**Data to process:**

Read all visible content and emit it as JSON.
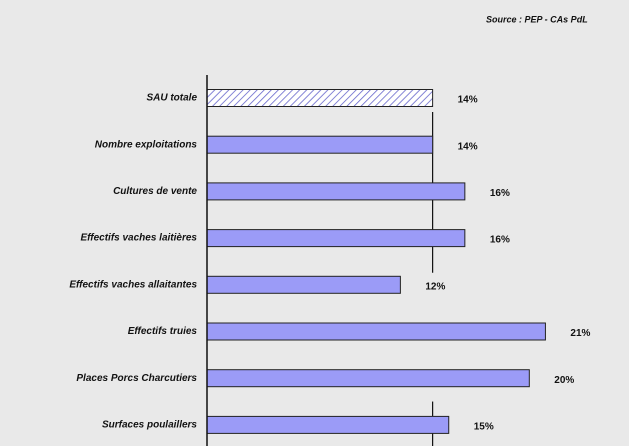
{
  "chart_data": {
    "type": "bar",
    "orientation": "horizontal",
    "source": "Source : PEP - CAs PdL",
    "categories": [
      "SAU totale",
      "Nombre exploitations",
      "Cultures de  vente",
      "Effectifs vaches laitières",
      "Effectifs vaches allaitantes",
      "Effectifs truies",
      "Places Porcs Charcutiers",
      "Surfaces poulaillers"
    ],
    "values": [
      14,
      14,
      16,
      16,
      12,
      21,
      20,
      15
    ],
    "value_labels": [
      "14%",
      "14%",
      "16%",
      "16%",
      "12%",
      "21%",
      "20%",
      "15%"
    ],
    "colors": [
      "#ffffff",
      "#9b9bf7",
      "#9b9bf7",
      "#9b9bf7",
      "#9b9bf7",
      "#9b9bf7",
      "#9b9bf7",
      "#9b9bf7"
    ],
    "hatch": [
      true,
      false,
      false,
      false,
      false,
      false,
      false,
      false
    ],
    "xlim": [
      0,
      26
    ]
  }
}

**Task description:**
Exclude the pictures and repeat every other part of the records word for word.

**Solution to the problem:**
Read all visible content and emit it as JSON.
{
  "chart_data": {
    "type": "bar",
    "orientation": "horizontal",
    "source": "Source : PEP - CAs PdL",
    "categories": [
      "SAU totale",
      "Nombre exploitations",
      "Cultures de  vente",
      "Effectifs vaches laitières",
      "Effectifs vaches allaitantes",
      "Effectifs truies",
      "Places Porcs Charcutiers",
      "Surfaces poulaillers"
    ],
    "values": [
      14,
      14,
      16,
      16,
      12,
      21,
      20,
      15
    ],
    "value_labels": [
      "14%",
      "14%",
      "16%",
      "16%",
      "12%",
      "21%",
      "20%",
      "15%"
    ],
    "colors": [
      "#ffffff",
      "#9b9bf7",
      "#9b9bf7",
      "#9b9bf7",
      "#9b9bf7",
      "#9b9bf7",
      "#9b9bf7",
      "#9b9bf7"
    ],
    "hatch": [
      true,
      false,
      false,
      false,
      false,
      false,
      false,
      false
    ],
    "xlim": [
      0,
      26
    ]
  }
}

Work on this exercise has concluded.